**Task details:**
Show all lines from the data that include the word "this".

------------

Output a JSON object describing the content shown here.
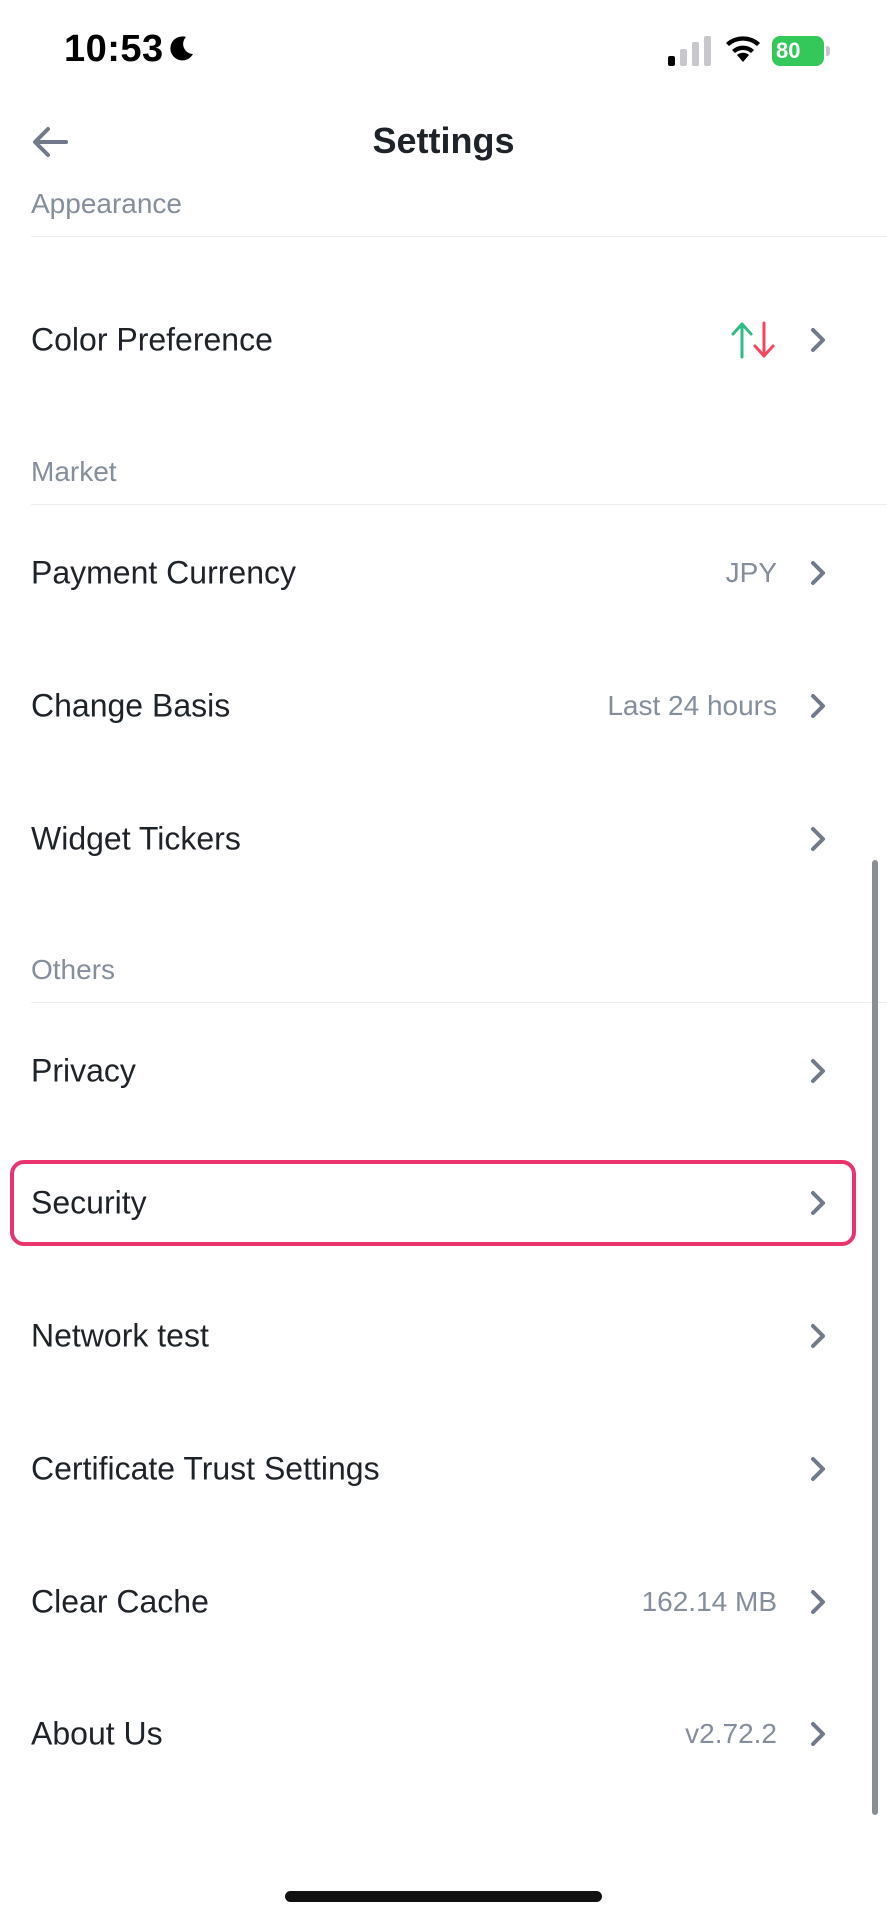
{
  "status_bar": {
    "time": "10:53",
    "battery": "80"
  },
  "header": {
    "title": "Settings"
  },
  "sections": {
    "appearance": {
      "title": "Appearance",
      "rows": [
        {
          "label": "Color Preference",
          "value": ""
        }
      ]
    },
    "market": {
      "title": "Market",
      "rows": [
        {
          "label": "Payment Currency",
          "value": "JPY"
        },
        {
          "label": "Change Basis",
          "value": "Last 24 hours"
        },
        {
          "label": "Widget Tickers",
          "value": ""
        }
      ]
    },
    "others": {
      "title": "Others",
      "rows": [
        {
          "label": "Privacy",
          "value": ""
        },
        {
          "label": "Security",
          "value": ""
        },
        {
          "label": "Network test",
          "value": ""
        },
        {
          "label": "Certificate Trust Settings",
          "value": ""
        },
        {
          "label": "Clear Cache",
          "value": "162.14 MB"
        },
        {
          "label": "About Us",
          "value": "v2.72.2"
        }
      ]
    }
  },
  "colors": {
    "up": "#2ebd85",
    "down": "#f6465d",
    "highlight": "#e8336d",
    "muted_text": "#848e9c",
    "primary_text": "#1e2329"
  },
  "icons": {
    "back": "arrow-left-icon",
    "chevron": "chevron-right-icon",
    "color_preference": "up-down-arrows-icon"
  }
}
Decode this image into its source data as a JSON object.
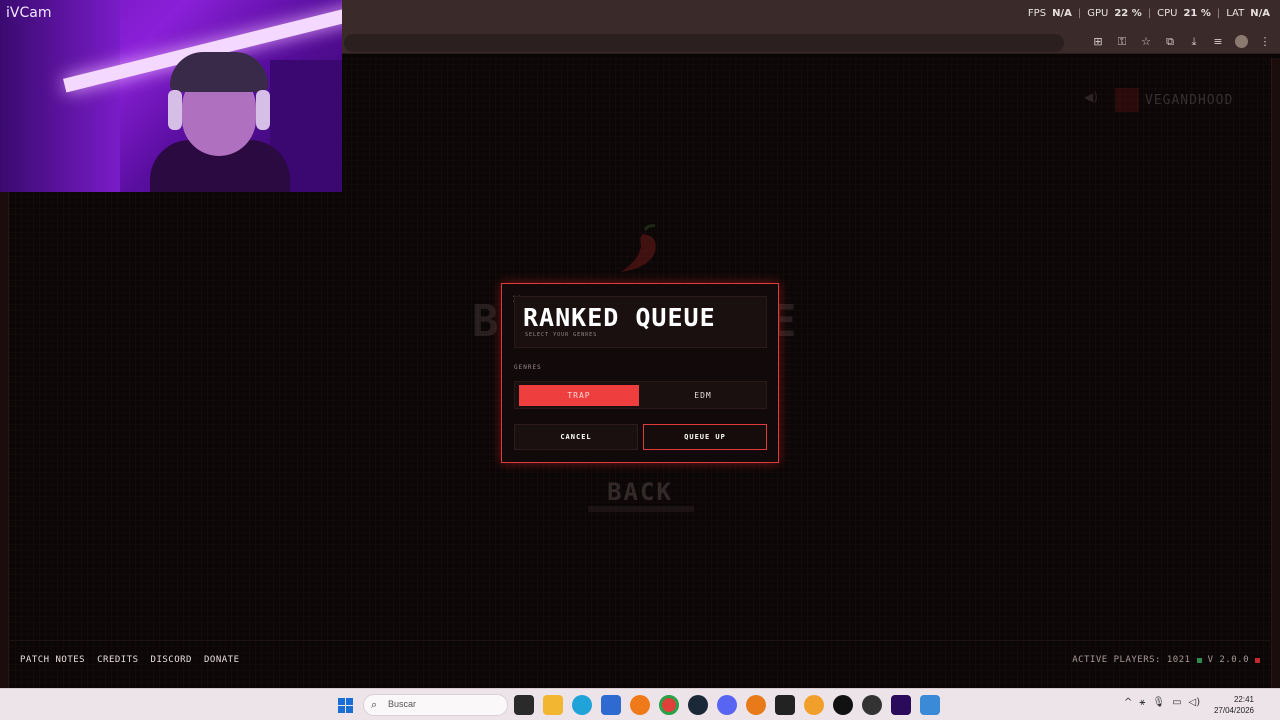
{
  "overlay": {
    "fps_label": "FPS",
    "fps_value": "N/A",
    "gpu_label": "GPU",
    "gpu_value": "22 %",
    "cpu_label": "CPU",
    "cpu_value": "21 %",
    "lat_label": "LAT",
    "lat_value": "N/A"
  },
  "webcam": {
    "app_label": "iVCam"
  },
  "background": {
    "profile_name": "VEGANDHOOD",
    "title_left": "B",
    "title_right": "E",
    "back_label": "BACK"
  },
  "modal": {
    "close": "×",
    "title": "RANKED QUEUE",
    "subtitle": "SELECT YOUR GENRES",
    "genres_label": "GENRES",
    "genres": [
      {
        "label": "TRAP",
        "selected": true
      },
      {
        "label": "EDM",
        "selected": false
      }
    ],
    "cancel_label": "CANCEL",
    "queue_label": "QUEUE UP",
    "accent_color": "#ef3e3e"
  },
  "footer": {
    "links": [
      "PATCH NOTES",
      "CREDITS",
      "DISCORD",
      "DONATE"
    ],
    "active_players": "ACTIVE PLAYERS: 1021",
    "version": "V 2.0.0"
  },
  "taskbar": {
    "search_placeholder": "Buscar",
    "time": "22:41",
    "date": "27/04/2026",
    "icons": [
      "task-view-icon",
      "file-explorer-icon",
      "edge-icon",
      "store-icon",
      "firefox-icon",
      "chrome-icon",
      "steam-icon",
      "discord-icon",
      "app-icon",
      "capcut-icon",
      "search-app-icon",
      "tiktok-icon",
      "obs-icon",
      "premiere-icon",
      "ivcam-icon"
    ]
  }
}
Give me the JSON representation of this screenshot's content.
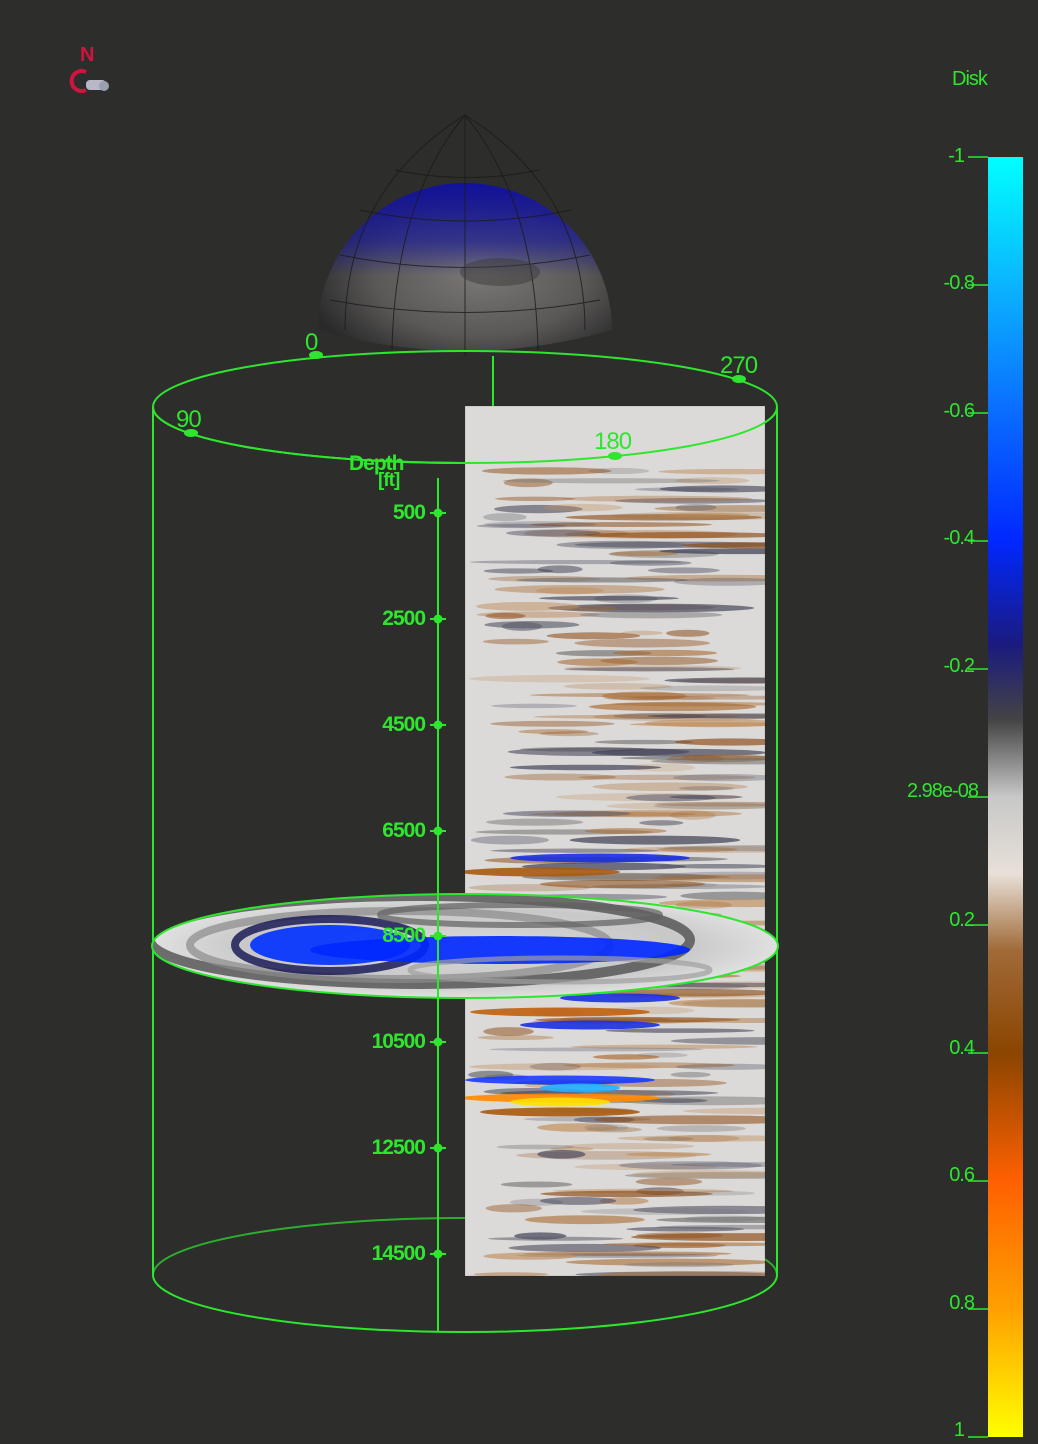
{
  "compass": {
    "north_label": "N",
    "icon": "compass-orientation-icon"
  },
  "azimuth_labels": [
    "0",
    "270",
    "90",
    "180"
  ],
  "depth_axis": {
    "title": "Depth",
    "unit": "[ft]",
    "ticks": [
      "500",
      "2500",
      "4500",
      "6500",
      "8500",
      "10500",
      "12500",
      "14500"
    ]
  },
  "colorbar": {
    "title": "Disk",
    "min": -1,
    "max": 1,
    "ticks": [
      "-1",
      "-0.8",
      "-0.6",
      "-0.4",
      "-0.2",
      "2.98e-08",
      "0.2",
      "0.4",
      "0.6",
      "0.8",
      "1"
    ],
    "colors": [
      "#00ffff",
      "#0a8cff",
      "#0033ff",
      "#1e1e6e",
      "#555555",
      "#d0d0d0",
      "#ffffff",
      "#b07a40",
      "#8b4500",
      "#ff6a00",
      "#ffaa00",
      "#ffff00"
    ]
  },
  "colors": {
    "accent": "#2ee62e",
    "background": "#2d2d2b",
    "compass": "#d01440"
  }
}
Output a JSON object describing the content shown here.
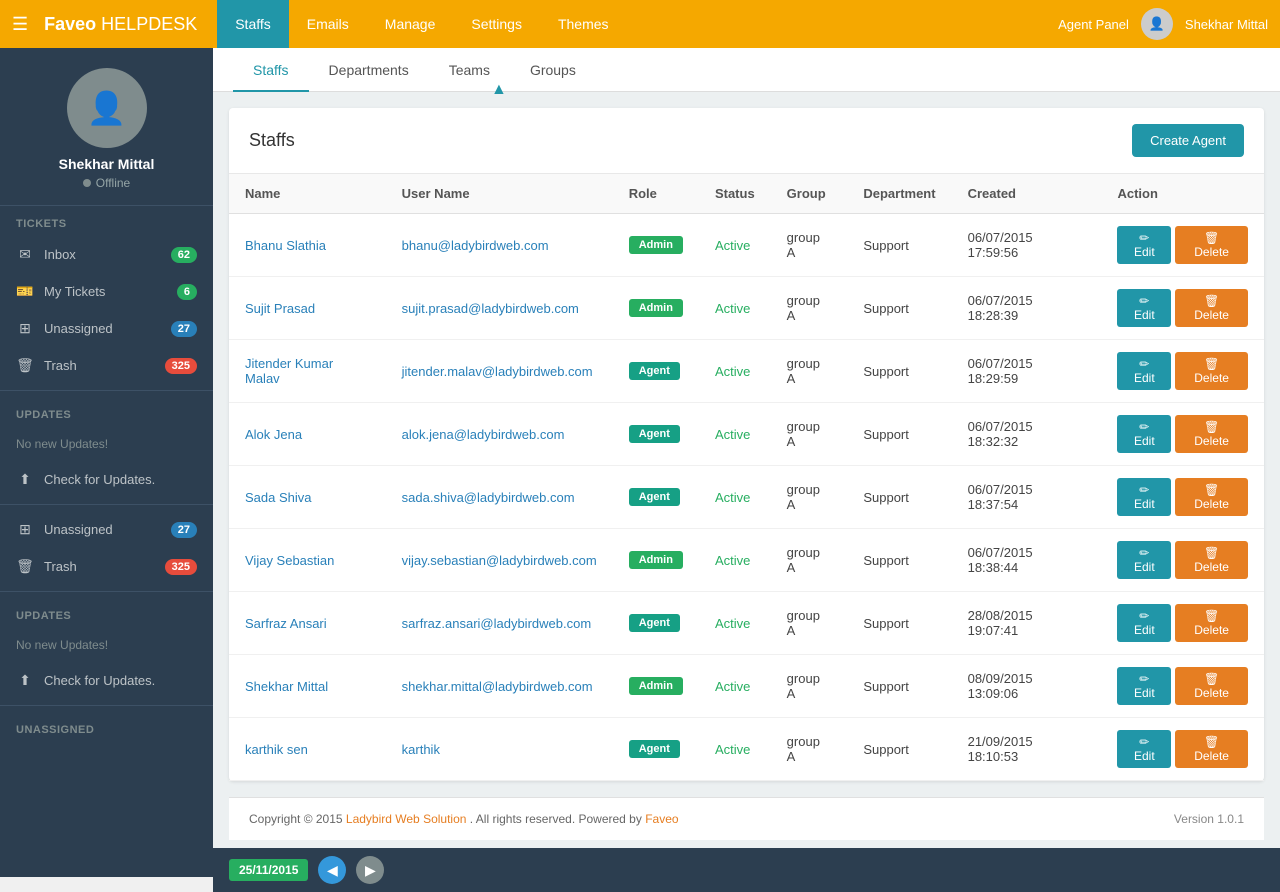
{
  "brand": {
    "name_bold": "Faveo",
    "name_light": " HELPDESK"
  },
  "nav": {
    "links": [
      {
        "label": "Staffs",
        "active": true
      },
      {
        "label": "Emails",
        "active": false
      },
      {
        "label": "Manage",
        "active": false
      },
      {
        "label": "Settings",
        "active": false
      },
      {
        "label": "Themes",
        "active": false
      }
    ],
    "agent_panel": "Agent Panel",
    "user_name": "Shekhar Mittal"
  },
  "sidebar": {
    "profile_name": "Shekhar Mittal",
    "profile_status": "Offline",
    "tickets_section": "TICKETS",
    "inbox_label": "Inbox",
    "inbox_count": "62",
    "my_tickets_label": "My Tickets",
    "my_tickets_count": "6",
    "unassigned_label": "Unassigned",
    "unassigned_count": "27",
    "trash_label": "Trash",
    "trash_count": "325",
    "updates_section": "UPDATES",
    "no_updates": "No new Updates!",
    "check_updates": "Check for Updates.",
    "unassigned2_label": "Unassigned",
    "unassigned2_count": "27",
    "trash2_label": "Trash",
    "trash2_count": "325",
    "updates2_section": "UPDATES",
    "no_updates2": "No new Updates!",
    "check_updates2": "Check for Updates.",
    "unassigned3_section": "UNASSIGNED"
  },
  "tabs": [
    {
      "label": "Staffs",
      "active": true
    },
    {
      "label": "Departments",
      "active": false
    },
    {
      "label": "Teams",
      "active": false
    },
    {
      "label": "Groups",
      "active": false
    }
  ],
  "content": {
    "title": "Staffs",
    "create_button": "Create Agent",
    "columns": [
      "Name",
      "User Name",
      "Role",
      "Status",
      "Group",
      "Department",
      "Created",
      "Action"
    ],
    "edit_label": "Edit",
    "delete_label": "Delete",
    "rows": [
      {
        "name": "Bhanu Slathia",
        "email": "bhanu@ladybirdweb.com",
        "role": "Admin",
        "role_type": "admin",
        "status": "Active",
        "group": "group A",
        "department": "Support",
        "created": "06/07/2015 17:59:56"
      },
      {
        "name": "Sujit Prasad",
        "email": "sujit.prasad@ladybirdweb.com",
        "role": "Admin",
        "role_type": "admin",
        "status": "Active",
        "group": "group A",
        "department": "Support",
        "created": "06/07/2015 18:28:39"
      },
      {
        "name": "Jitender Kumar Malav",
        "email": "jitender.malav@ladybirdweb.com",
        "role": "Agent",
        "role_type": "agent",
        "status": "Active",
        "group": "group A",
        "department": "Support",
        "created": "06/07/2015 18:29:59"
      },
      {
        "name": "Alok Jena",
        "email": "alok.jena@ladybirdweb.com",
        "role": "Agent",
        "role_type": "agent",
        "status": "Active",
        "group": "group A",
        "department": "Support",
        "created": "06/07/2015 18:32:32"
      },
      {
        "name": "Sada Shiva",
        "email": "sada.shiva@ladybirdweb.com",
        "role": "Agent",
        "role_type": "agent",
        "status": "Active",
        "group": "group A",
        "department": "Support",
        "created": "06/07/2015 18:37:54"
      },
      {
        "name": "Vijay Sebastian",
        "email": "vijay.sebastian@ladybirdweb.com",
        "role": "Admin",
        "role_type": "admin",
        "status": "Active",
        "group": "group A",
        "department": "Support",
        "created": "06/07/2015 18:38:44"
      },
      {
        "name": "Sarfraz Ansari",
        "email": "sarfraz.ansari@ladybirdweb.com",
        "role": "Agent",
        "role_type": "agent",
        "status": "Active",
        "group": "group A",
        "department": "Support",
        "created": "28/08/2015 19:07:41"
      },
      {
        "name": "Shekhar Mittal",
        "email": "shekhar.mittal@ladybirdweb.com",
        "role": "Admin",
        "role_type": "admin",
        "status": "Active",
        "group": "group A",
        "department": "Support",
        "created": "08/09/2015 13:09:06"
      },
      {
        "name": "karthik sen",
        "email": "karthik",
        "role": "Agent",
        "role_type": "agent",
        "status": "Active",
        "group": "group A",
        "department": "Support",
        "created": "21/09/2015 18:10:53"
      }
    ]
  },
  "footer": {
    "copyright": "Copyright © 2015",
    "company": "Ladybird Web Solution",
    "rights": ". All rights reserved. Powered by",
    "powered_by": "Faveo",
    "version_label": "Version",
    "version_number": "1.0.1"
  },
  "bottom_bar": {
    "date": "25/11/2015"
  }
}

------------

**Completed task:**
Decode this image into its source data as a JSON object.
Give me the JSON representation of this screenshot's content.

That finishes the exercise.